Supplied records:
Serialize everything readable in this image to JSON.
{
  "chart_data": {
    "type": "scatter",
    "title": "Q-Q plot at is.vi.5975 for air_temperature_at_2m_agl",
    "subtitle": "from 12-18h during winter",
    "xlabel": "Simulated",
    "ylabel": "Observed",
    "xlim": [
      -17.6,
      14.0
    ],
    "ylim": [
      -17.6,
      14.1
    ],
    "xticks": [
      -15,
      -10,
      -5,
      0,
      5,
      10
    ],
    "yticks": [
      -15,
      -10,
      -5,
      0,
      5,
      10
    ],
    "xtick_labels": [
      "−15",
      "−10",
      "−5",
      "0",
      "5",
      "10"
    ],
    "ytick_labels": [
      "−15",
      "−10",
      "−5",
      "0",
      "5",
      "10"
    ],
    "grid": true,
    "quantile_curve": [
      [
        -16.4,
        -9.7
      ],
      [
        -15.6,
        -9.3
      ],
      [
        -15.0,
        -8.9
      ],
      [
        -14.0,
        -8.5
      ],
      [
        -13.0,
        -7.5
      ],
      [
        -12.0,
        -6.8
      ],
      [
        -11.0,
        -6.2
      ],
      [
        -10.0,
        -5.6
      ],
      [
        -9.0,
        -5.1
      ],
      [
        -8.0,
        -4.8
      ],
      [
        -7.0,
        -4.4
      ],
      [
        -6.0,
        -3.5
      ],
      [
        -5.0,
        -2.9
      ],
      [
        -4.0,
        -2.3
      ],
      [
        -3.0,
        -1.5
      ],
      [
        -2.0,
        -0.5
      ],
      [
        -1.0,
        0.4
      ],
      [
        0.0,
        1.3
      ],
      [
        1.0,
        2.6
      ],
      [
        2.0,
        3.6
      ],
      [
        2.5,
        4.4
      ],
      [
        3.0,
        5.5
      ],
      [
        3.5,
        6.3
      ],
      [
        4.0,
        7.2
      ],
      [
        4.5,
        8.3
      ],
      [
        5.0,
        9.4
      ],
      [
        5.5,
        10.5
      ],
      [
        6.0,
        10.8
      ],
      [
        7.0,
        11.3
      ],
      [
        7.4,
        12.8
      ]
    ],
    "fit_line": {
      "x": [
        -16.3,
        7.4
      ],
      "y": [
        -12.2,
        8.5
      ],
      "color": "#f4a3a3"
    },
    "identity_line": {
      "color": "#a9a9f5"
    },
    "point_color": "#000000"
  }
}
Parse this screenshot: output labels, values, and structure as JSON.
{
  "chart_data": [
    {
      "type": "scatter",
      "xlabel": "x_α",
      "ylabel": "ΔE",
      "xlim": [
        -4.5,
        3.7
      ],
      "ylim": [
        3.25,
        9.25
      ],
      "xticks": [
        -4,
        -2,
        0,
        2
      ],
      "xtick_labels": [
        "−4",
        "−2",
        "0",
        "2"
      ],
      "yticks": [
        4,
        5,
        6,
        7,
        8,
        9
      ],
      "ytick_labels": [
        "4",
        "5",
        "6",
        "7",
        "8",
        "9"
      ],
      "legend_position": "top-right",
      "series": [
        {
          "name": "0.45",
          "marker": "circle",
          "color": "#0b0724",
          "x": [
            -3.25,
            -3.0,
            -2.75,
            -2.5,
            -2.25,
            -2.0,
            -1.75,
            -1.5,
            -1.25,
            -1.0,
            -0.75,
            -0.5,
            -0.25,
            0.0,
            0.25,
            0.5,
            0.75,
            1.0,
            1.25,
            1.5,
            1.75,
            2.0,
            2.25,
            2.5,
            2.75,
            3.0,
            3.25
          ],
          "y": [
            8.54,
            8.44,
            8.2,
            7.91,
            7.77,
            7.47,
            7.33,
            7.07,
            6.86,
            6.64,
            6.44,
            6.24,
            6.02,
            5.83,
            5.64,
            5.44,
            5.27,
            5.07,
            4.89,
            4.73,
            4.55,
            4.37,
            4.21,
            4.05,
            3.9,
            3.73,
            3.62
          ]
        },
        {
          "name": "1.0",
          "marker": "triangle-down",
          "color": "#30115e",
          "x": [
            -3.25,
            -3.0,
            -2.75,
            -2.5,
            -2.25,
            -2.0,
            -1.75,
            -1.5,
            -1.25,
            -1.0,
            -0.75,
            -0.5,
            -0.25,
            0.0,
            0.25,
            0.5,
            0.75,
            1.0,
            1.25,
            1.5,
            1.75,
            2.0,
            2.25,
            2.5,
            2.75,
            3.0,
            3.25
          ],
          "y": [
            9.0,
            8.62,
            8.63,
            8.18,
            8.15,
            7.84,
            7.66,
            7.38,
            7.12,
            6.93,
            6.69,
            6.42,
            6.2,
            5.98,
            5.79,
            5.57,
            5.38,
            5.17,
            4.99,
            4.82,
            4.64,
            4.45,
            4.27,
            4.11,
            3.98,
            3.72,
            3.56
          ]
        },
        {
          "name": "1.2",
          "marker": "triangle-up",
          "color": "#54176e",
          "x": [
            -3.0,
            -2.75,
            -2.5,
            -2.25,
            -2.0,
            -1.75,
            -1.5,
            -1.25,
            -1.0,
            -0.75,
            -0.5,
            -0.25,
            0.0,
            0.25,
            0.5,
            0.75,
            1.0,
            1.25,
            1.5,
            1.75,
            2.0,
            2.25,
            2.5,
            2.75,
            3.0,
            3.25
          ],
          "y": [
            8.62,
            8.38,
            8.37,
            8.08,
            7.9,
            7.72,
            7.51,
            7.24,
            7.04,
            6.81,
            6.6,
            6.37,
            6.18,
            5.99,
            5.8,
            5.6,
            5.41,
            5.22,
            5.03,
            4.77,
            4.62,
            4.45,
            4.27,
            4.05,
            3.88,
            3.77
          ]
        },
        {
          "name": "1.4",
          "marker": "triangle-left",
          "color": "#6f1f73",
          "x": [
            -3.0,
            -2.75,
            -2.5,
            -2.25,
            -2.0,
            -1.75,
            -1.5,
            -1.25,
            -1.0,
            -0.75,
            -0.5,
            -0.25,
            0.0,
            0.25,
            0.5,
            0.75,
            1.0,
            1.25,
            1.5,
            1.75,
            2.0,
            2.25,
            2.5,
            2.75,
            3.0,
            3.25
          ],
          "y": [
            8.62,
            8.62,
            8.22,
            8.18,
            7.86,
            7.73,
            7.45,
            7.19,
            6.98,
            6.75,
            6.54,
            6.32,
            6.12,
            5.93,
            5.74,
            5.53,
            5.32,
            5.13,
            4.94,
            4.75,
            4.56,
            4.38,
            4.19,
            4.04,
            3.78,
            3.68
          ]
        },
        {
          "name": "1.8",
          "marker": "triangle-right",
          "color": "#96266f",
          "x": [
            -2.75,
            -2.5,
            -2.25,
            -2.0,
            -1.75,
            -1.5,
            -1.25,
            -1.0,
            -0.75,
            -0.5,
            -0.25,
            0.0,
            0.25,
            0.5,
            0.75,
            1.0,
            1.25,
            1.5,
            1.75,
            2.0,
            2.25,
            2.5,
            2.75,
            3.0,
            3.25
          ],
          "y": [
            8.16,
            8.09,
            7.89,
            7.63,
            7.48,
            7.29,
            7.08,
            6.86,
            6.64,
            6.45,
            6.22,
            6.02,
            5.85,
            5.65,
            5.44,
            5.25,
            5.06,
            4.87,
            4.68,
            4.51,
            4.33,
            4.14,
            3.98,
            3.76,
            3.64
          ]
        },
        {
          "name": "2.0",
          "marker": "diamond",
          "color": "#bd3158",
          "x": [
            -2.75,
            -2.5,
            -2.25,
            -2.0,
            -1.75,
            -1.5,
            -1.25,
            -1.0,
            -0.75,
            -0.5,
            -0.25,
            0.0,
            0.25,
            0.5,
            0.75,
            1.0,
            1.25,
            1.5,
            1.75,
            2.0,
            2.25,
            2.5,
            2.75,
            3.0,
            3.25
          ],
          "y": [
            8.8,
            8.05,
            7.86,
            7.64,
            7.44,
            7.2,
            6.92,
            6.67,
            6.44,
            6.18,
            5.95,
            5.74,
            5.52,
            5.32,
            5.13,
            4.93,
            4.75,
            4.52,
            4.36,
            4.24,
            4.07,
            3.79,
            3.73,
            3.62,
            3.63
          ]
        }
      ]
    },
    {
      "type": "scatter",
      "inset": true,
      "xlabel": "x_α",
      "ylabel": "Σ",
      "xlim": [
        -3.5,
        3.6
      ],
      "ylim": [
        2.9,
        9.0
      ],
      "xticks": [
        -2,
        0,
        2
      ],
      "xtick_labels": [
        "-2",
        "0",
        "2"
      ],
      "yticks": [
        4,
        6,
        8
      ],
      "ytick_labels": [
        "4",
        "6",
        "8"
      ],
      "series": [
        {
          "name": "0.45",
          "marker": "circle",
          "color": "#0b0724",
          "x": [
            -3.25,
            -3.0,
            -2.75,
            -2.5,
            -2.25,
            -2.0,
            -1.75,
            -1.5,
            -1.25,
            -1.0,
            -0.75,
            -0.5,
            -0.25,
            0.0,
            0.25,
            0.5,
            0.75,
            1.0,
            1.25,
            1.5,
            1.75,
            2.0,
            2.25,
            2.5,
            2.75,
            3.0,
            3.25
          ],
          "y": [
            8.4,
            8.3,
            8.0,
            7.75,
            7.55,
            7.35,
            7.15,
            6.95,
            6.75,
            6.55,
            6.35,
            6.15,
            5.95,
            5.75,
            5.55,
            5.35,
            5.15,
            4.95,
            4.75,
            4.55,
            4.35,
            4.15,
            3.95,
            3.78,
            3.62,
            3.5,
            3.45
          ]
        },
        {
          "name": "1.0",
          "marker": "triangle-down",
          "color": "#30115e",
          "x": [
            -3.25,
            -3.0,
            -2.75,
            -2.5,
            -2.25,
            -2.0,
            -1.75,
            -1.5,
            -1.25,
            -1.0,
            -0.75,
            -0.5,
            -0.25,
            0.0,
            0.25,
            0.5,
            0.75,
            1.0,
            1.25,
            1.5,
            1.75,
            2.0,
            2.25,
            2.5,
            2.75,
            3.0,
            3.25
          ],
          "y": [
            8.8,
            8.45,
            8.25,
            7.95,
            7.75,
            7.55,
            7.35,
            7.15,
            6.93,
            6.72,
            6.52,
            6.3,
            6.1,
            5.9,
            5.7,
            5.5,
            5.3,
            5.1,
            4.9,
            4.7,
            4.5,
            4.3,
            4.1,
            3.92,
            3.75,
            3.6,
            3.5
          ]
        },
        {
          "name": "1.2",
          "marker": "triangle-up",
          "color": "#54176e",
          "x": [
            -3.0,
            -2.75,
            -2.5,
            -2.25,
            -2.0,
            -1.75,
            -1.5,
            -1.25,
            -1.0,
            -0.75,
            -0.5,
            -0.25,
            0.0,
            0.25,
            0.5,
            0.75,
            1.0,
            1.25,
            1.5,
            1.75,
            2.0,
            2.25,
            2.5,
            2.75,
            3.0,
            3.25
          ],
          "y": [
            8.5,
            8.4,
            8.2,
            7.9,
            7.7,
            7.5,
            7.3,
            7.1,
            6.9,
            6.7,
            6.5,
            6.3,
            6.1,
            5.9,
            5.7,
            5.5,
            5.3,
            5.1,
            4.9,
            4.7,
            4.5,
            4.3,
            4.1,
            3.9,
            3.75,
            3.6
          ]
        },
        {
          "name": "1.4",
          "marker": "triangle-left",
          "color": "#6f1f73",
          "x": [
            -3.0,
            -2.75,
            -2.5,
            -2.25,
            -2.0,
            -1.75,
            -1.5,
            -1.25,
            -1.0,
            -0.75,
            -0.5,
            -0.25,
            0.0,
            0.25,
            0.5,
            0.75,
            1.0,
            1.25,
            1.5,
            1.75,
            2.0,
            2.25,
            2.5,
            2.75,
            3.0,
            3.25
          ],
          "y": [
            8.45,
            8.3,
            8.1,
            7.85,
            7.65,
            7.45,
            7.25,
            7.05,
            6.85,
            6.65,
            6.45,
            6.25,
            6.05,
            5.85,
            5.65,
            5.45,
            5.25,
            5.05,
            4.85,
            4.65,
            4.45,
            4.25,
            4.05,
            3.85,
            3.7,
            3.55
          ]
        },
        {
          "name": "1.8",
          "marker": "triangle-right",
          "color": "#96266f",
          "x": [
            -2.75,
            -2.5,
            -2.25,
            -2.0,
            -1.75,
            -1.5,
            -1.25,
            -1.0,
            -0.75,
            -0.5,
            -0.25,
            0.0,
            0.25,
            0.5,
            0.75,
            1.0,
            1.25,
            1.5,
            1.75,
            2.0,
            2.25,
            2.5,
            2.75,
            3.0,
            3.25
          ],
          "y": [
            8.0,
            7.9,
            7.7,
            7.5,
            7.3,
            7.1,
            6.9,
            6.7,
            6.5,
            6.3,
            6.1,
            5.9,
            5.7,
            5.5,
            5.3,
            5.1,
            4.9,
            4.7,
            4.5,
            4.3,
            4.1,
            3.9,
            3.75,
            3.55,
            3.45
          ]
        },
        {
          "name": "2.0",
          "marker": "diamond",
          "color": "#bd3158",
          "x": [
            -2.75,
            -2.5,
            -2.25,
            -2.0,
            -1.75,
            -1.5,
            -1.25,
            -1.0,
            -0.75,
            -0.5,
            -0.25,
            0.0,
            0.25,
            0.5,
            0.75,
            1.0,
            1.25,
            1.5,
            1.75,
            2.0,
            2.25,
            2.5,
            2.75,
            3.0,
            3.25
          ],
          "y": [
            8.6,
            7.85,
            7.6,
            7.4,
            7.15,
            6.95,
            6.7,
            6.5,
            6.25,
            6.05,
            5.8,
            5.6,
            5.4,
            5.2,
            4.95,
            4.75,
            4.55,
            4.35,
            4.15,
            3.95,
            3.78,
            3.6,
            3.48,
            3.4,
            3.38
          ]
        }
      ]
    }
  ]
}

Instructions to follow:
Pull out each line of the entries that contains "this".

Result of the task:
Serialize everything readable in this image to JSON.
Parse this screenshot: output labels, values, and structure as JSON.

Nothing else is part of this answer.